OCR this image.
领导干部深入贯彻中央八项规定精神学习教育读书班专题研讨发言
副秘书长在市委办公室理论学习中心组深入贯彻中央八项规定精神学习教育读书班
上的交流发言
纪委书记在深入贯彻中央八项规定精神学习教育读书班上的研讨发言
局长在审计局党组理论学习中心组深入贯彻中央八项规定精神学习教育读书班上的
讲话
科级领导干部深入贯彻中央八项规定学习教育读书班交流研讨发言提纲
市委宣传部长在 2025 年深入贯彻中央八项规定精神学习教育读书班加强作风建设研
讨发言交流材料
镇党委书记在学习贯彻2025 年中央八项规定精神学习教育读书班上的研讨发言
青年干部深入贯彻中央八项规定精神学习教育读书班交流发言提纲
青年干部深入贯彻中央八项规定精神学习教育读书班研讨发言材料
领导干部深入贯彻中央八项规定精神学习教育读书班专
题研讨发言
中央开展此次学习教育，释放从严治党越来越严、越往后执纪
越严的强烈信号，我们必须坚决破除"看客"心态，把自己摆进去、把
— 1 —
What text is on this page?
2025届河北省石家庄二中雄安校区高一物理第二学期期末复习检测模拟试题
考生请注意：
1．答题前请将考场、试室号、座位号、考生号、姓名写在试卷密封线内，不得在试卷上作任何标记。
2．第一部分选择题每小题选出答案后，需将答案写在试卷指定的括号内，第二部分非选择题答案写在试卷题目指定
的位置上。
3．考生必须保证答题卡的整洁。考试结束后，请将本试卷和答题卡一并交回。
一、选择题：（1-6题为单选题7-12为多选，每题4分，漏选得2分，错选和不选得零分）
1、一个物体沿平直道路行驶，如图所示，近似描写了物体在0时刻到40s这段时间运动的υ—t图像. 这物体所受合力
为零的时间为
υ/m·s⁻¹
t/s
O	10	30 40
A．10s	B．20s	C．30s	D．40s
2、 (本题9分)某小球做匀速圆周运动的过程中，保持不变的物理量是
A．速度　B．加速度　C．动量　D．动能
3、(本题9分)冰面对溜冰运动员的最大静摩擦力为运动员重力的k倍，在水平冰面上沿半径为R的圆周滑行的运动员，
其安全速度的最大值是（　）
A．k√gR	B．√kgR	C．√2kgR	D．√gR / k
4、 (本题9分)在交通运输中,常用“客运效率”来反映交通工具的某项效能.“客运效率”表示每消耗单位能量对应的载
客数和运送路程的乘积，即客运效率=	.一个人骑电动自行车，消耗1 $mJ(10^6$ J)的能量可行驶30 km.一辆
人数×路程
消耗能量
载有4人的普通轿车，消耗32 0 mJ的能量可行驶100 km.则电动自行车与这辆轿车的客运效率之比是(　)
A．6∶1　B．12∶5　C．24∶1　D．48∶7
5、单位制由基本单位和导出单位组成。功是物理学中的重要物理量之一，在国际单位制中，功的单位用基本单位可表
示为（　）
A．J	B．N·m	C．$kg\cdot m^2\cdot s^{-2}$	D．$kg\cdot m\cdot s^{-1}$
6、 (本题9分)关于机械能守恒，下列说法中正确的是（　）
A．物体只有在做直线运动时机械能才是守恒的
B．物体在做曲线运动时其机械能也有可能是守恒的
= = = = = = =
Filter the listing above for the string "this" and copy every matching line.

OCR this image.
What text is on this page?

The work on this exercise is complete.